How to output JSON with Berlioz
Skills required | XSLT, JSON |
---|---|
Time required (minutes) | 15 |
Intended audience | developers |
Difficulty | easy |
Category | front-end |
Objective
Berlioz can generate different kind of outputs, including HTML for end-users, XML and JSON.
In this tutorial, we're going to setup the home service to return the greeting as JSON.
Tutorial
Step 1: Berlioz base
Download and setup Berlioz base from Github . Make sure that you can get Berlioz base running.
You should be able to see the home page at:
Step 2: Locate XSLT
In order for Berlioz to generate JSON, we need to specify how the raw XML output from the service will be transformed into JSON. This is done in XSLT.
Since Berlioz base follows the standard file layout, you can edit the following file:
/WEB-INF/xslt/json/default.xsl
Step 3: Add Aeson namespace
Berlioz uses Aeson to specify how the XML should be transformed into JSON.
Aeson uses the XML namespace http://pageseeder.org/JSON
for its elements and attributes, you need to ensure that you XSLT module includes that namespace declaration:
<xsl:stylesheet version="2.0" xmlns:xsl="http://www.w3.org/1999/XSL/Transform" xmlns:xs="http://www.w3.org/2001/XMLSchema" xmlns:json="http://pageseeder.org/JSON" exclude-result-prefixes="#all">
Note
Berlioz base is already configured to include this declaration. But if you create other XSLT modules, make sure that the namespace declaration is present.Step 4: Define output type
Then we need to ensure that our XSLT module will output the correct type. In XSLT this is done using the <xsl:output> element.

→ Dataset content
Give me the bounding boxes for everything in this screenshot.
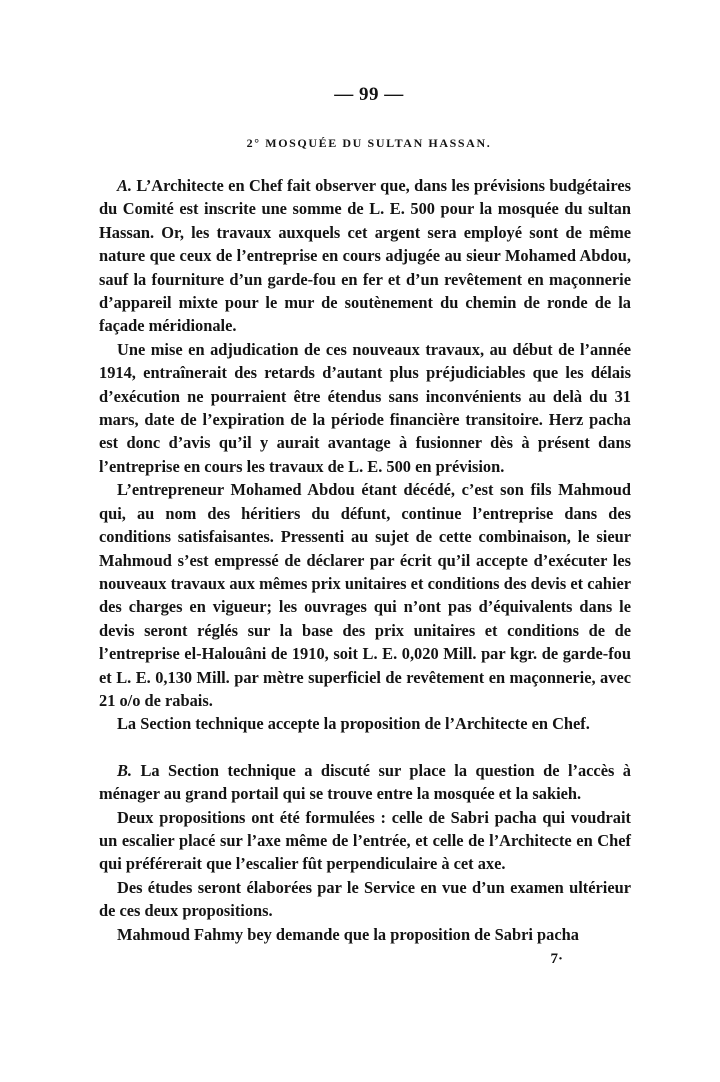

→ Job
Carry on the Berlioz JSON tutorial from its last sentence. The material above has nothing to do with the Berlioz tutorial.

→ Response
For Aeson, we are generated XML but the intended mediatype if JSON. Berlioz will pick it up and will automatically convert the XML events into JSON output.
<!-- JSON output via XML --> <xsl:output method="xml" media-type="application/json"/>
Note
Berlioz base is already configured to include this top level element and it only needs to be declared in you principal XSLT module.
Step 5: Create template
So far, we've only been making sure that Berlioz is ready to output JSON, and if you're starting from Berlioz base, there wasn't much to do! Now we are going to create a template to output JSON.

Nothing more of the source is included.